Available records:
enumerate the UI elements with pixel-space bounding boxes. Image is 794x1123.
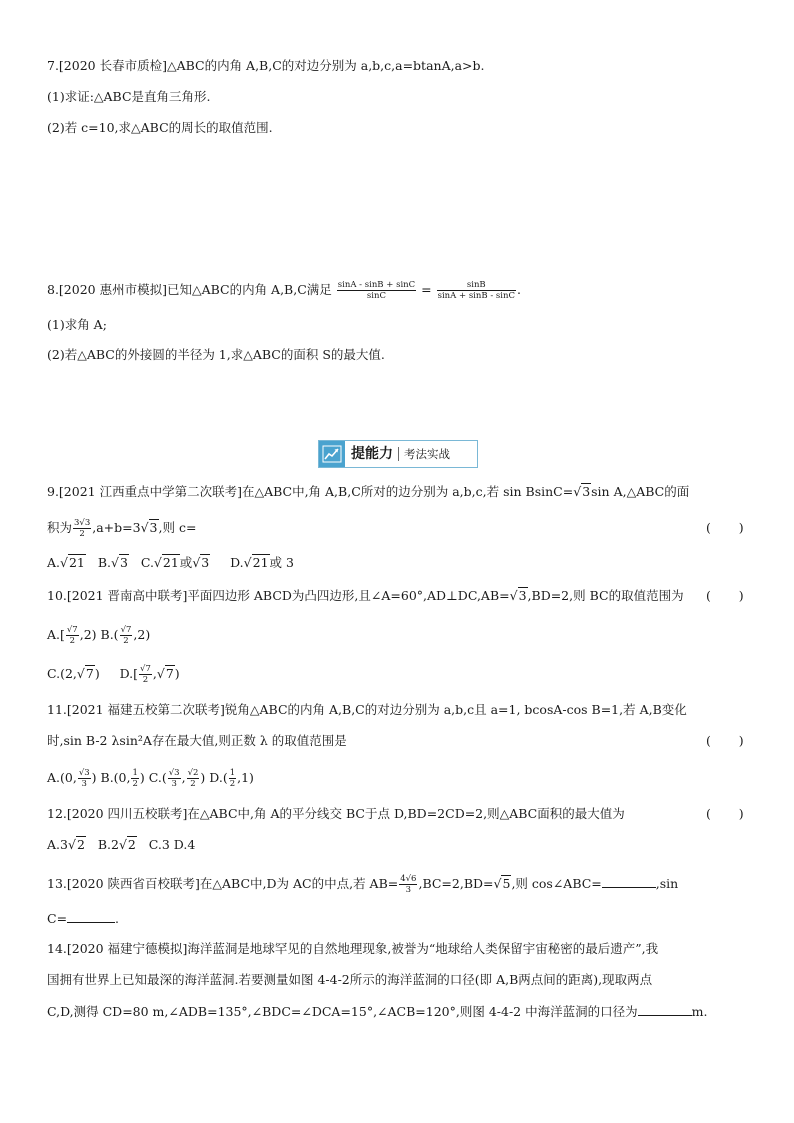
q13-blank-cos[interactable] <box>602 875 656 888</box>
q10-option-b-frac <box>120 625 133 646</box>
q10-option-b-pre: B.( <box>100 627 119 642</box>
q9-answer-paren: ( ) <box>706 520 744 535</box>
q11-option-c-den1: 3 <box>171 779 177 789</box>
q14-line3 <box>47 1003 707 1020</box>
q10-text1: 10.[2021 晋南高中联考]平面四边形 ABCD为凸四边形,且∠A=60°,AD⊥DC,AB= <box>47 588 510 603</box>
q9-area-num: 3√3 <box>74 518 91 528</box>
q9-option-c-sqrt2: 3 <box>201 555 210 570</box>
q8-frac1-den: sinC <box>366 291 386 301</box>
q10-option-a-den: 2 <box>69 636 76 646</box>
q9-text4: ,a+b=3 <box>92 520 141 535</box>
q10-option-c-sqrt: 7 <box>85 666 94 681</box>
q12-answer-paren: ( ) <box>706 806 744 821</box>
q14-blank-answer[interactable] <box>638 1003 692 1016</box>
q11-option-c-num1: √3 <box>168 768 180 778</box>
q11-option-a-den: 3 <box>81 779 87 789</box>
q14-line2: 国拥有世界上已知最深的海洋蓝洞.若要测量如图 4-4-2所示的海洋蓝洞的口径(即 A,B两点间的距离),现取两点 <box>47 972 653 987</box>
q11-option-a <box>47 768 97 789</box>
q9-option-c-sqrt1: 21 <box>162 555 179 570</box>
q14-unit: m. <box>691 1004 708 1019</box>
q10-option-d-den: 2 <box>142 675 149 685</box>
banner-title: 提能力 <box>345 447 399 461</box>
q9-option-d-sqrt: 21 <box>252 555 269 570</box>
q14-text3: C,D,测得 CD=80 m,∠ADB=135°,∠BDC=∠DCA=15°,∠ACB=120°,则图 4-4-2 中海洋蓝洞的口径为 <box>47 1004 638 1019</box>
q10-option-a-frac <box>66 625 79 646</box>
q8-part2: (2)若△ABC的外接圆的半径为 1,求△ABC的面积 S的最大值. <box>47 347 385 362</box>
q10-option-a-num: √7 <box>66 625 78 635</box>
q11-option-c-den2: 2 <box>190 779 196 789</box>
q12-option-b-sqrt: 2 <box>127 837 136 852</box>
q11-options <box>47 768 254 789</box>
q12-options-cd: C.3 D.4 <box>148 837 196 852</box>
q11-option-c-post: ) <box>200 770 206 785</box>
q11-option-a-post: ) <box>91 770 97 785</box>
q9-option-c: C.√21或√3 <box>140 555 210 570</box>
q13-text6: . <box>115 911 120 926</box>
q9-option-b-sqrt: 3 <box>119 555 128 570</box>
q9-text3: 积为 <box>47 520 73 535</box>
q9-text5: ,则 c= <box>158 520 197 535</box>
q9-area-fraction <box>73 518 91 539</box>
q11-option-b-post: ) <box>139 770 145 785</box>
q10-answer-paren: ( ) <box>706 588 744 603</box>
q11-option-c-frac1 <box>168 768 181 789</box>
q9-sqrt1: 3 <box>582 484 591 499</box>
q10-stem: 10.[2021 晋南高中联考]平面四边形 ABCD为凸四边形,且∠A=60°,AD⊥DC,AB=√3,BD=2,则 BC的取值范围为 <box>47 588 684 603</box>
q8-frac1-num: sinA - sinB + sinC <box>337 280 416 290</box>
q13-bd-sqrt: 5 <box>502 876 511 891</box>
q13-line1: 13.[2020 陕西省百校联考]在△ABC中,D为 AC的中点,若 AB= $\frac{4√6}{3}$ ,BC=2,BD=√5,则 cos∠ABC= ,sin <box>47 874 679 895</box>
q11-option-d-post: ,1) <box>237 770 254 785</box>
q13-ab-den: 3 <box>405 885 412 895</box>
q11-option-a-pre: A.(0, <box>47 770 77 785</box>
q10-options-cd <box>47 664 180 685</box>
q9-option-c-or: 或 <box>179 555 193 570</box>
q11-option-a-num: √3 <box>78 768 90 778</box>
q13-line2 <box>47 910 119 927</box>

What you should do:
Reproduce the material above, swapping "interactable" for "clickable" everywhere and leaving everything else untouched. Omit the picture from your answer.

Result:
enumerate the UI elements with pixel-space bounding boxes. Image is 794x1123.
q13-blank-cos[clickable] <box>602 875 656 888</box>
q10-option-b-frac <box>120 625 133 646</box>
q10-option-b-pre: B.( <box>100 627 119 642</box>
q9-answer-paren: ( ) <box>706 520 744 535</box>
q11-option-c-den1: 3 <box>171 779 177 789</box>
q14-line3 <box>47 1003 707 1020</box>
q10-text1: 10.[2021 晋南高中联考]平面四边形 ABCD为凸四边形,且∠A=60°,AD⊥DC,AB= <box>47 588 510 603</box>
q9-area-num: 3√3 <box>74 518 91 528</box>
q9-option-c-sqrt2: 3 <box>201 555 210 570</box>
q8-frac1-den: sinC <box>366 291 386 301</box>
q10-option-a-den: 2 <box>69 636 76 646</box>
q9-text4: ,a+b=3 <box>92 520 141 535</box>
q10-option-c-sqrt: 7 <box>85 666 94 681</box>
q12-answer-paren: ( ) <box>706 806 744 821</box>
q14-blank-answer[clickable] <box>638 1003 692 1016</box>
q11-option-c-num1: √3 <box>168 768 180 778</box>
q11-option-a-den: 3 <box>81 779 87 789</box>
q14-line2: 国拥有世界上已知最深的海洋蓝洞.若要测量如图 4-4-2所示的海洋蓝洞的口径(即 A,B两点间的距离),现取两点 <box>47 972 653 987</box>
q11-option-a <box>47 768 97 789</box>
q9-option-c-sqrt1: 21 <box>162 555 179 570</box>
q14-unit: m. <box>691 1004 708 1019</box>
q10-option-d-den: 2 <box>142 675 149 685</box>
banner-title: 提能力 <box>345 447 399 461</box>
q9-option-d-sqrt: 21 <box>252 555 269 570</box>
q14-text3: C,D,测得 CD=80 m,∠ADB=135°,∠BDC=∠DCA=15°,∠ACB=120°,则图 4-4-2 中海洋蓝洞的口径为 <box>47 1004 638 1019</box>
q10-option-a-frac <box>66 625 79 646</box>
q8-part2: (2)若△ABC的外接圆的半径为 1,求△ABC的面积 S的最大值. <box>47 347 385 362</box>
q10-option-a-num: √7 <box>66 625 78 635</box>
q11-option-c-den2: 2 <box>190 779 196 789</box>
q12-option-b-sqrt: 2 <box>127 837 136 852</box>
q11-options <box>47 768 254 789</box>
q12-options-cd: C.3 D.4 <box>148 837 196 852</box>
q11-option-c-post: ) <box>200 770 206 785</box>
q11-option-a-post: ) <box>91 770 97 785</box>
q9-option-c: C.√21或√3 <box>140 555 210 570</box>
q13-text6: . <box>115 911 120 926</box>
q9-option-b-sqrt: 3 <box>119 555 128 570</box>
q9-text3: 积为 <box>47 520 73 535</box>
q9-text5: ,则 c= <box>158 520 197 535</box>
q9-area-fraction <box>73 518 91 539</box>
q11-option-b-post: ) <box>139 770 145 785</box>
q10-answer-paren: ( ) <box>706 588 744 603</box>
q11-option-c-frac1 <box>168 768 181 789</box>
q9-sqrt1: 3 <box>582 484 591 499</box>
q10-stem: 10.[2021 晋南高中联考]平面四边形 ABCD为凸四边形,且∠A=60°,AD⊥DC,AB=√3,BD=2,则 BC的取值范围为 <box>47 588 684 603</box>
q8-frac1-num: sinA - sinB + sinC <box>337 280 416 290</box>
q13-bd-sqrt: 5 <box>502 876 511 891</box>
q13-line1: 13.[2020 陕西省百校联考]在△ABC中,D为 AC的中点,若 AB= $\frac{4√6}{3}$ ,BC=2,BD=√5,则 cos∠ABC= ,sin <box>47 874 679 895</box>
q11-option-d-post: ,1) <box>237 770 254 785</box>
q13-ab-den: 3 <box>405 885 412 895</box>
q11-option-a-pre: A.(0, <box>47 770 77 785</box>
q10-options-cd <box>47 664 180 685</box>
q9-option-c-or: 或 <box>179 555 193 570</box>
q11-option-a-num: √3 <box>78 768 90 778</box>
q13-line2 <box>47 910 119 927</box>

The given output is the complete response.